** start **

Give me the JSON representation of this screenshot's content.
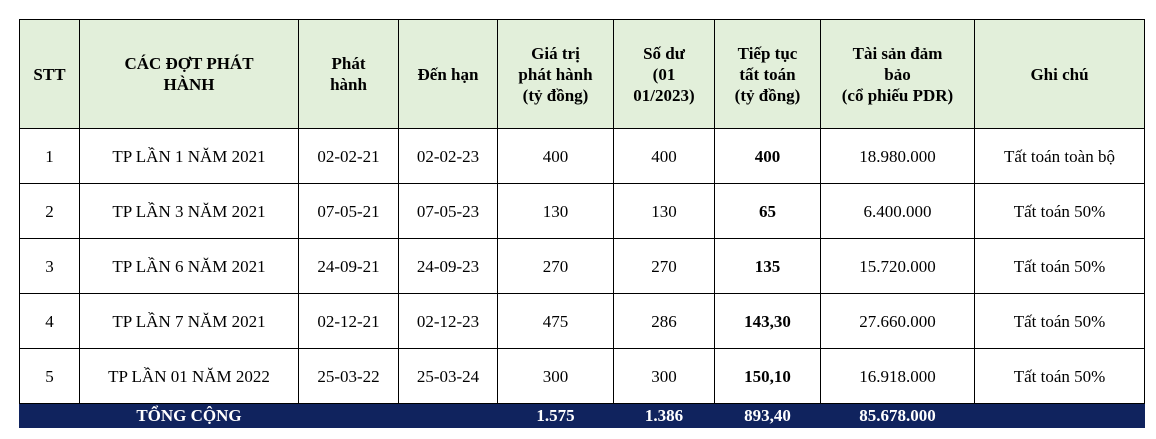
{
  "table": {
    "header": [
      [
        "STT"
      ],
      [
        "CÁC ĐỢT PHÁT",
        "HÀNH"
      ],
      [
        "Phát",
        "hành"
      ],
      [
        "Đến hạn"
      ],
      [
        "Giá trị",
        "phát hành",
        "(tỷ đồng)"
      ],
      [
        "Số dư",
        "(01",
        "01/2023)"
      ],
      [
        "Tiếp tục",
        "tất toán",
        "(tỷ đồng)"
      ],
      [
        "Tài sản đảm",
        "bảo",
        "(cổ phiếu PDR)"
      ],
      [
        "Ghi chú"
      ]
    ],
    "rows": [
      [
        "1",
        "TP LẦN 1 NĂM 2021",
        "02-02-21",
        "02-02-23",
        "400",
        "400",
        "400",
        "18.980.000",
        "Tất toán toàn bộ"
      ],
      [
        "2",
        "TP LẦN 3 NĂM 2021",
        "07-05-21",
        "07-05-23",
        "130",
        "130",
        "65",
        "6.400.000",
        "Tất toán 50%"
      ],
      [
        "3",
        "TP LẦN 6 NĂM 2021",
        "24-09-21",
        "24-09-23",
        "270",
        "270",
        "135",
        "15.720.000",
        "Tất toán 50%"
      ],
      [
        "4",
        "TP LẦN 7 NĂM 2021",
        "02-12-21",
        "02-12-23",
        "475",
        "286",
        "143,30",
        "27.660.000",
        "Tất toán 50%"
      ],
      [
        "5",
        "TP LẦN 01 NĂM 2022",
        "25-03-22",
        "25-03-24",
        "300",
        "300",
        "150,10",
        "16.918.000",
        "Tất toán 50%"
      ]
    ],
    "total": [
      null,
      "TỔNG CỘNG",
      null,
      null,
      "1.575",
      "1.386",
      "893,40",
      "85.678.000",
      null
    ]
  }
}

** end **

▶ **WHAT NEEDS TO BE DONE**: Return the full material word for word. Do not include the pictures.

▶ **FULL SOLUTION**:
Give me the JSON representation of this screenshot's content.
{
  "table": {
    "header": [
      [
        "STT"
      ],
      [
        "CÁC ĐỢT PHÁT",
        "HÀNH"
      ],
      [
        "Phát",
        "hành"
      ],
      [
        "Đến hạn"
      ],
      [
        "Giá trị",
        "phát hành",
        "(tỷ đồng)"
      ],
      [
        "Số dư",
        "(01",
        "01/2023)"
      ],
      [
        "Tiếp tục",
        "tất toán",
        "(tỷ đồng)"
      ],
      [
        "Tài sản đảm",
        "bảo",
        "(cổ phiếu PDR)"
      ],
      [
        "Ghi chú"
      ]
    ],
    "rows": [
      [
        "1",
        "TP LẦN 1 NĂM 2021",
        "02-02-21",
        "02-02-23",
        "400",
        "400",
        "400",
        "18.980.000",
        "Tất toán toàn bộ"
      ],
      [
        "2",
        "TP LẦN 3 NĂM 2021",
        "07-05-21",
        "07-05-23",
        "130",
        "130",
        "65",
        "6.400.000",
        "Tất toán 50%"
      ],
      [
        "3",
        "TP LẦN 6 NĂM 2021",
        "24-09-21",
        "24-09-23",
        "270",
        "270",
        "135",
        "15.720.000",
        "Tất toán 50%"
      ],
      [
        "4",
        "TP LẦN 7 NĂM 2021",
        "02-12-21",
        "02-12-23",
        "475",
        "286",
        "143,30",
        "27.660.000",
        "Tất toán 50%"
      ],
      [
        "5",
        "TP LẦN 01 NĂM 2022",
        "25-03-22",
        "25-03-24",
        "300",
        "300",
        "150,10",
        "16.918.000",
        "Tất toán 50%"
      ]
    ],
    "total": [
      null,
      "TỔNG CỘNG",
      null,
      null,
      "1.575",
      "1.386",
      "893,40",
      "85.678.000",
      null
    ]
  }
}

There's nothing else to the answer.